Print out every record exactly as it appears.

(Material supplied)
▬▬▬
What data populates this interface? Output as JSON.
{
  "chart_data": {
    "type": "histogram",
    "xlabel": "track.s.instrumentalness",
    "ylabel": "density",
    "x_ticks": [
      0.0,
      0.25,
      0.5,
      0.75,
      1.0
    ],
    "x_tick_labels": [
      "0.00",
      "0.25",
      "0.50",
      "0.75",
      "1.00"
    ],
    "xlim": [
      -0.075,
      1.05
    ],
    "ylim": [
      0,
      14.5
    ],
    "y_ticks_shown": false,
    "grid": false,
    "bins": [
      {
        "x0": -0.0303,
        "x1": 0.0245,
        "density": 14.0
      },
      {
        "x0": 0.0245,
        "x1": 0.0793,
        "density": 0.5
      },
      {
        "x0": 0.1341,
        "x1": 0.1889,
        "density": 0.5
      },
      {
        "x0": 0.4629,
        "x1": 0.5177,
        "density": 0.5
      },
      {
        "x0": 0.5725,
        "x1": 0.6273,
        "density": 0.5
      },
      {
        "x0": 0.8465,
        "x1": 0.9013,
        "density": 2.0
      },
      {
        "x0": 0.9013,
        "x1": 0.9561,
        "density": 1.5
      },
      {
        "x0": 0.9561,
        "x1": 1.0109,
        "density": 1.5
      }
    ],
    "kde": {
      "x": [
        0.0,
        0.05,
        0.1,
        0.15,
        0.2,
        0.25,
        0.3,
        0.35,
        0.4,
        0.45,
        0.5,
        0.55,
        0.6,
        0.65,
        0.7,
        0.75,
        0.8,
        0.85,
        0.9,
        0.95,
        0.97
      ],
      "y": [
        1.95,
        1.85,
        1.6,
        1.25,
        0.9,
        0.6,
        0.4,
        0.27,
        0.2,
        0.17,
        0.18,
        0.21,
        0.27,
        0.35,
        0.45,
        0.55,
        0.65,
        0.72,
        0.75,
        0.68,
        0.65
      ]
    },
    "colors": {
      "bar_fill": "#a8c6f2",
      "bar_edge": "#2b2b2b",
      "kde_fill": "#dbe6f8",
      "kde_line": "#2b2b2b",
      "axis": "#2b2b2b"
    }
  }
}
▬▬▬
(The reply)
What data populates this interface? Output as JSON.
{
  "chart_data": {
    "type": "histogram",
    "xlabel": "track.s.instrumentalness",
    "ylabel": "density",
    "x_ticks": [
      0.0,
      0.25,
      0.5,
      0.75,
      1.0
    ],
    "x_tick_labels": [
      "0.00",
      "0.25",
      "0.50",
      "0.75",
      "1.00"
    ],
    "xlim": [
      -0.075,
      1.05
    ],
    "ylim": [
      0,
      14.5
    ],
    "y_ticks_shown": false,
    "grid": false,
    "bins": [
      {
        "x0": -0.0303,
        "x1": 0.0245,
        "density": 14.0
      },
      {
        "x0": 0.0245,
        "x1": 0.0793,
        "density": 0.5
      },
      {
        "x0": 0.1341,
        "x1": 0.1889,
        "density": 0.5
      },
      {
        "x0": 0.4629,
        "x1": 0.5177,
        "density": 0.5
      },
      {
        "x0": 0.5725,
        "x1": 0.6273,
        "density": 0.5
      },
      {
        "x0": 0.8465,
        "x1": 0.9013,
        "density": 2.0
      },
      {
        "x0": 0.9013,
        "x1": 0.9561,
        "density": 1.5
      },
      {
        "x0": 0.9561,
        "x1": 1.0109,
        "density": 1.5
      }
    ],
    "kde": {
      "x": [
        0.0,
        0.05,
        0.1,
        0.15,
        0.2,
        0.25,
        0.3,
        0.35,
        0.4,
        0.45,
        0.5,
        0.55,
        0.6,
        0.65,
        0.7,
        0.75,
        0.8,
        0.85,
        0.9,
        0.95,
        0.97
      ],
      "y": [
        1.95,
        1.85,
        1.6,
        1.25,
        0.9,
        0.6,
        0.4,
        0.27,
        0.2,
        0.17,
        0.18,
        0.21,
        0.27,
        0.35,
        0.45,
        0.55,
        0.65,
        0.72,
        0.75,
        0.68,
        0.65
      ]
    },
    "colors": {
      "bar_fill": "#a8c6f2",
      "bar_edge": "#2b2b2b",
      "kde_fill": "#dbe6f8",
      "kde_line": "#2b2b2b",
      "axis": "#2b2b2b"
    }
  }
}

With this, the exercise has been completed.